DATA EXCERPTS:

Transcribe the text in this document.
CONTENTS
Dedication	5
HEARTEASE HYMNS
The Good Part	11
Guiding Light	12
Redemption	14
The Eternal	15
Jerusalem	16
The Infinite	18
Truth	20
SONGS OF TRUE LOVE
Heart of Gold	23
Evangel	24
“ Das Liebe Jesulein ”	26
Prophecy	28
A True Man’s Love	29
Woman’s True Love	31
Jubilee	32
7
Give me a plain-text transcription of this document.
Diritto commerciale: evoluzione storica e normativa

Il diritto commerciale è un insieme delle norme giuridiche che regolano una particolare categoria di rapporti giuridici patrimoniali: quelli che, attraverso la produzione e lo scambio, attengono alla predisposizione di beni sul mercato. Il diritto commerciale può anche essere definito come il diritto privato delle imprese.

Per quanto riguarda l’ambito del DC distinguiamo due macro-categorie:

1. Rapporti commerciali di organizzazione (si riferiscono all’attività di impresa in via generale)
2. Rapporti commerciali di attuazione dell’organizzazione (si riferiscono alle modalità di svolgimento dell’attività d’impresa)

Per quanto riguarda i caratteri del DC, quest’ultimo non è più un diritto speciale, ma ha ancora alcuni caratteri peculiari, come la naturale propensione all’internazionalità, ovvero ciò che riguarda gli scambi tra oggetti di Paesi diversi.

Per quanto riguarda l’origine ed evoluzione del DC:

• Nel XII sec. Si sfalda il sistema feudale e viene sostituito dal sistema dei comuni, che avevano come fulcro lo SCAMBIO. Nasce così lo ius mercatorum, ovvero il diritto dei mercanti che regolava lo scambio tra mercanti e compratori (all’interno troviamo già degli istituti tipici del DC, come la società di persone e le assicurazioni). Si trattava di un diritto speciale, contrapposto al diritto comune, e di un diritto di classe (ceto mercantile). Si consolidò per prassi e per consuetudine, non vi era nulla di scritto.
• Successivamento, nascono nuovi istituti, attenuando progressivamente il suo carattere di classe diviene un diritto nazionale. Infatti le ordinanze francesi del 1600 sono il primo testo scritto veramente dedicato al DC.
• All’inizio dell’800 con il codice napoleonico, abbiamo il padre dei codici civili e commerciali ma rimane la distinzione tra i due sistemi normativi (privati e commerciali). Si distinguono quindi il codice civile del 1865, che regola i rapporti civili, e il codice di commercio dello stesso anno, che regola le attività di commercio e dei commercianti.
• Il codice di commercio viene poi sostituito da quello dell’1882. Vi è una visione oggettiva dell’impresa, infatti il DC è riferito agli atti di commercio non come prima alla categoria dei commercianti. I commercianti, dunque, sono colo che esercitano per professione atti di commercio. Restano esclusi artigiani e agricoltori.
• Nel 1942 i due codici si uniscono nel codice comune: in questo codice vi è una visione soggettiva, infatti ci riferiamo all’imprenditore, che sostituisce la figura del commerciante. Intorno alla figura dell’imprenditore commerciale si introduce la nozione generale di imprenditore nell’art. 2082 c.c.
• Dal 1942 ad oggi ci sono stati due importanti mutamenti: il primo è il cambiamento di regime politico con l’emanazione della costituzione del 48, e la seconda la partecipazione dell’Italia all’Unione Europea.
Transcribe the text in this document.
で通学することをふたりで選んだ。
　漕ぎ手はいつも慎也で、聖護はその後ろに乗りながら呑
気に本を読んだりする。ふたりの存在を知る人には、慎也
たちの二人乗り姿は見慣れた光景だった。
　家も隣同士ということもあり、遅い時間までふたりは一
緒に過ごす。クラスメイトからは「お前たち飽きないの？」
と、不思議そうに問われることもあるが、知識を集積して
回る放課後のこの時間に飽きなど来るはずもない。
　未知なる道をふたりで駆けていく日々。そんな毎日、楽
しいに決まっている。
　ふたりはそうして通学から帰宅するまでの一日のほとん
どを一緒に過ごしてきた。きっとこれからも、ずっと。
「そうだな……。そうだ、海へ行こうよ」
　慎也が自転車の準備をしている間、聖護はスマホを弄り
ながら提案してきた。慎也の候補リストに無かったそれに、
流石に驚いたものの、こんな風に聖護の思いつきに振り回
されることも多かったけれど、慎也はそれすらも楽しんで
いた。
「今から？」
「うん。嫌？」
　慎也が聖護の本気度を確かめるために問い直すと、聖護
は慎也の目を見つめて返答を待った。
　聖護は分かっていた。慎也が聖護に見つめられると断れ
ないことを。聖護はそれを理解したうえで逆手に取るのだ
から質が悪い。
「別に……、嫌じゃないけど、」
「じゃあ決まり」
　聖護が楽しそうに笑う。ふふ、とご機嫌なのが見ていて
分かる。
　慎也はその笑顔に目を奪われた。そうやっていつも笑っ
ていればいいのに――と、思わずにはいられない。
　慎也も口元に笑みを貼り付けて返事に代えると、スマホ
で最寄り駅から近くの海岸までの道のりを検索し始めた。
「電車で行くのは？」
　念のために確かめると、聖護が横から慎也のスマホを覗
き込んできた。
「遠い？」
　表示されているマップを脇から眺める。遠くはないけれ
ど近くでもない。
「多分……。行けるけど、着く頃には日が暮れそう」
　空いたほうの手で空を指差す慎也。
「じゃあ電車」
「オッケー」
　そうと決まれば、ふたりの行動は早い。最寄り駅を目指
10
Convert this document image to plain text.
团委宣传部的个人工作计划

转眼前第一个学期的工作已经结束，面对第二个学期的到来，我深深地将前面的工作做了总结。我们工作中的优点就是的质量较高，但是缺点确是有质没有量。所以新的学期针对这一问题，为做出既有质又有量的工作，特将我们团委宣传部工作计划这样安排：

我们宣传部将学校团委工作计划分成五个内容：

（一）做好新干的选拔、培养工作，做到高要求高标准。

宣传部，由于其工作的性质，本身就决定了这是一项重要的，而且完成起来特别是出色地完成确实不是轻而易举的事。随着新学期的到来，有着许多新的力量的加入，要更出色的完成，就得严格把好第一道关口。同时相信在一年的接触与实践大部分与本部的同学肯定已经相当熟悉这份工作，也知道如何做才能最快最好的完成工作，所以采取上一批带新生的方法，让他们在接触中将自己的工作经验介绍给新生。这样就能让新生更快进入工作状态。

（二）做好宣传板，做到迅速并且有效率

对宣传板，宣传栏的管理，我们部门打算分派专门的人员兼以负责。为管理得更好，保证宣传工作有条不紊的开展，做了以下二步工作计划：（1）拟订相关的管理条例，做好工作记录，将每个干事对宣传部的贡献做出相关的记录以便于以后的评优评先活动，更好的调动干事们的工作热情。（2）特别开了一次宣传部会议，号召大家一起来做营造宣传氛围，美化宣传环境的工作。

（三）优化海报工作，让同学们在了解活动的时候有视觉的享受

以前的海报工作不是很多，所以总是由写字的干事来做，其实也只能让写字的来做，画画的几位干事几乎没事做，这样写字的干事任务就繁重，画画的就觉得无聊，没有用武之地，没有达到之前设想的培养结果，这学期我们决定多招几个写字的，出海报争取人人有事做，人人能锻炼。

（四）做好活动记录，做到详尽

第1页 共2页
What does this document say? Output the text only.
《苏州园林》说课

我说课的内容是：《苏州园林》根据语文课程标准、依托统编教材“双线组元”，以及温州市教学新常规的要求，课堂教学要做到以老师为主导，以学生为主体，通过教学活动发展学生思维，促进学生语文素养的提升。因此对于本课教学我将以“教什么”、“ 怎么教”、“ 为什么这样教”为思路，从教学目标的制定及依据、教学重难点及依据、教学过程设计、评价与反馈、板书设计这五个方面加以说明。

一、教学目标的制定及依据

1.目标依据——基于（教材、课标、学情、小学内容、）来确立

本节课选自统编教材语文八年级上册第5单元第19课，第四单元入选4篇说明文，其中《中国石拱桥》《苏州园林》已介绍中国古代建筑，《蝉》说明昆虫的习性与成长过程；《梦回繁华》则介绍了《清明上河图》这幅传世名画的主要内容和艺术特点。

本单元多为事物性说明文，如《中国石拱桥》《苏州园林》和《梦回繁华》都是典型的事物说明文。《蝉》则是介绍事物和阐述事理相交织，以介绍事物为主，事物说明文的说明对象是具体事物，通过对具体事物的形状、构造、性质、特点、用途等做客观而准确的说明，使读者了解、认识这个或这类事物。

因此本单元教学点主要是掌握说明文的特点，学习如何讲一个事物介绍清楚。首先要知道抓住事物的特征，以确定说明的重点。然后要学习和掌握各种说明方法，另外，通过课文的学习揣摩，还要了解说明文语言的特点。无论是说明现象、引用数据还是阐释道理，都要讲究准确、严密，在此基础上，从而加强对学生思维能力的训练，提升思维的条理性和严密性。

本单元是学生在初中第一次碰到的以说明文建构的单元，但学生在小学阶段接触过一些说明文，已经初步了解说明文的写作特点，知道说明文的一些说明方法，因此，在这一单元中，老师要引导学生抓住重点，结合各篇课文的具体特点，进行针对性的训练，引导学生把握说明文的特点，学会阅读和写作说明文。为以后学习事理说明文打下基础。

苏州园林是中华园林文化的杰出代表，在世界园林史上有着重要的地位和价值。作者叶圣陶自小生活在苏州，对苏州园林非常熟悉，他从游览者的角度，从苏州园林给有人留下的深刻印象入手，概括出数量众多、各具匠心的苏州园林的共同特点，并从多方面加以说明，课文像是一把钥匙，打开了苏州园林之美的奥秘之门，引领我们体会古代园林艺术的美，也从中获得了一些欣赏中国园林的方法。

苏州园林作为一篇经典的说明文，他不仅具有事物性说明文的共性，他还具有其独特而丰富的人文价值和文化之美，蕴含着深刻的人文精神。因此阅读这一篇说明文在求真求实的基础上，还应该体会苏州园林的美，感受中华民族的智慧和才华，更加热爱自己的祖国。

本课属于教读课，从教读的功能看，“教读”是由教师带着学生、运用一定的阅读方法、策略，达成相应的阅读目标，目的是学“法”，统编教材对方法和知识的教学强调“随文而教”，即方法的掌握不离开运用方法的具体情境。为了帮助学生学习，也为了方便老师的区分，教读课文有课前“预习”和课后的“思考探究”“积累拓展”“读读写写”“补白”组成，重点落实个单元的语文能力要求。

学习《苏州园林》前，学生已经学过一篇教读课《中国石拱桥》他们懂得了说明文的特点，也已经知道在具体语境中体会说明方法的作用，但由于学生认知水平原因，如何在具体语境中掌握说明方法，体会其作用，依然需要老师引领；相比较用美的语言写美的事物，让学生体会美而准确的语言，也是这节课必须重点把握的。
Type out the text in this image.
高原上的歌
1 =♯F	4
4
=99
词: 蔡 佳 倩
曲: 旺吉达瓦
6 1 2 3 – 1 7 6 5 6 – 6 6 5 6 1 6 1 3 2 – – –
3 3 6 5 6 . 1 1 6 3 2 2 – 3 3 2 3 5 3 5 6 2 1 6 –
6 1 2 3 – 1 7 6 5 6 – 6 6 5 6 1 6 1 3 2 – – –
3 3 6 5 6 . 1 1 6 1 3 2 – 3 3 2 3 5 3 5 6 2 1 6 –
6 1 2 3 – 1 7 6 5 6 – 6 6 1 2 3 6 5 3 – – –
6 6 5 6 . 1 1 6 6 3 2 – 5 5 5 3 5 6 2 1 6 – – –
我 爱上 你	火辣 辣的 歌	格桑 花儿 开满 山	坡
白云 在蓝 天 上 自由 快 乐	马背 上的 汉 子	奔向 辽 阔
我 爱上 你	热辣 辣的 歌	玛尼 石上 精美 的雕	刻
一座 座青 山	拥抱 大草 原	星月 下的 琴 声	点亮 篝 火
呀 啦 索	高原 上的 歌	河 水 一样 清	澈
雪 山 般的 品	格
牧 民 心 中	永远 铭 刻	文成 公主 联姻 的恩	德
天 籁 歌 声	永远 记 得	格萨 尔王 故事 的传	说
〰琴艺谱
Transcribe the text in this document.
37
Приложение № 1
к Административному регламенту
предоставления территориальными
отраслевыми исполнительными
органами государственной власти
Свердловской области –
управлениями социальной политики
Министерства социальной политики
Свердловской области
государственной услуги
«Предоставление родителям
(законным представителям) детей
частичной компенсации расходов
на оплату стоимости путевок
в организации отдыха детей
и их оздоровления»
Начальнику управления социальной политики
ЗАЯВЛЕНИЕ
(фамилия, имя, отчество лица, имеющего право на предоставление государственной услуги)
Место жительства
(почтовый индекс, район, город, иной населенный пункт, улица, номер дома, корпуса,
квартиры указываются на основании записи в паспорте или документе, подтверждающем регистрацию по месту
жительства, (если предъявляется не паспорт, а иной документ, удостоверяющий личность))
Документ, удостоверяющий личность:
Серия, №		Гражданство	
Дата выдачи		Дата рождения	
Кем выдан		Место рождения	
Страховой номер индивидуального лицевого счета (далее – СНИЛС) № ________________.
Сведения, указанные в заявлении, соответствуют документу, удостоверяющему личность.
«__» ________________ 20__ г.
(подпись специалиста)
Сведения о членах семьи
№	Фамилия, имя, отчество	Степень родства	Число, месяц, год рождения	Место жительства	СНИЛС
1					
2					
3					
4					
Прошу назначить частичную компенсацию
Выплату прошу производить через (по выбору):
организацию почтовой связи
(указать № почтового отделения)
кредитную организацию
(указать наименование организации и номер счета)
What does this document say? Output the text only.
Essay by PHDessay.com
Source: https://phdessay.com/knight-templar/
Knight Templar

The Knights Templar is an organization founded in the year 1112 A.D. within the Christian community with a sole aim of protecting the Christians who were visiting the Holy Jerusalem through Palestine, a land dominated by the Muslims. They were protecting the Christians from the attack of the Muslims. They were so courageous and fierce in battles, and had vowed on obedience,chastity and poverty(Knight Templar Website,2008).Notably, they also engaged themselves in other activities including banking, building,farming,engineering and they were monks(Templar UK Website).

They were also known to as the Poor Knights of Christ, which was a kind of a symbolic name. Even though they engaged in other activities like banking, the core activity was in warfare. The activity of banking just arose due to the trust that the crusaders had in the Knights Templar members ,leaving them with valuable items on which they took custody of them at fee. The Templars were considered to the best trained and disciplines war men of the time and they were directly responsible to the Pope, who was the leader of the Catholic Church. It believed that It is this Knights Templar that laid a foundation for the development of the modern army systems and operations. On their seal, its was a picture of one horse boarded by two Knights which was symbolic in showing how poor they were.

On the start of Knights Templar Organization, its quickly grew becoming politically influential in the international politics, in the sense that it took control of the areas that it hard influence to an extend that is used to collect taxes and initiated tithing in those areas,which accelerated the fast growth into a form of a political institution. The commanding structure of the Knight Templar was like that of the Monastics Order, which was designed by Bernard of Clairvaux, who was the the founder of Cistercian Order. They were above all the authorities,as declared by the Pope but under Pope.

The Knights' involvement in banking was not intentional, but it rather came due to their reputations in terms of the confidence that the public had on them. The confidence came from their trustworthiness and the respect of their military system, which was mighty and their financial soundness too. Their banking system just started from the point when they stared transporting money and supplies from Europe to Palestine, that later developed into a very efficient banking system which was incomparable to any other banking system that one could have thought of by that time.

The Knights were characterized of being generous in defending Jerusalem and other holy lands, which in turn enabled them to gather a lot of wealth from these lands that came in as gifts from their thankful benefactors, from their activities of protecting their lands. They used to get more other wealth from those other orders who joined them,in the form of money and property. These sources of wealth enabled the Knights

REQUIRED WORK:
Pick each line holding the word "alla" out of the listing.

COMPLETE OUTPUT:
Il diritto commerciale è un insieme delle norme giuridiche che regolano una particolare categoria di rapporti giuridici patrimoniali: quelli che, attraverso la produzione e lo scambio, attengono alla predisposizione di beni sul mercato. Il diritto commerciale può anche essere definito come il diritto privato delle imprese.
• Il codice di commercio viene poi sostituito da quello dell’1882. Vi è una visione oggettiva dell’impresa, infatti il DC è riferito agli atti di commercio non come prima alla categoria dei commercianti. I commercianti, dunque, sono colo che esercitano per professione atti di commercio. Restano esclusi artigiani e agricoltori.
• Nel 1942 i due codici si uniscono nel codice comune: in questo codice vi è una visione soggettiva, infatti ci riferiamo all’imprenditore, che sostituisce la figura del commerciante. Intorno alla figura dell’imprenditore commerciale si introduce la nozione generale di imprenditore nell’art. 2082 c.c.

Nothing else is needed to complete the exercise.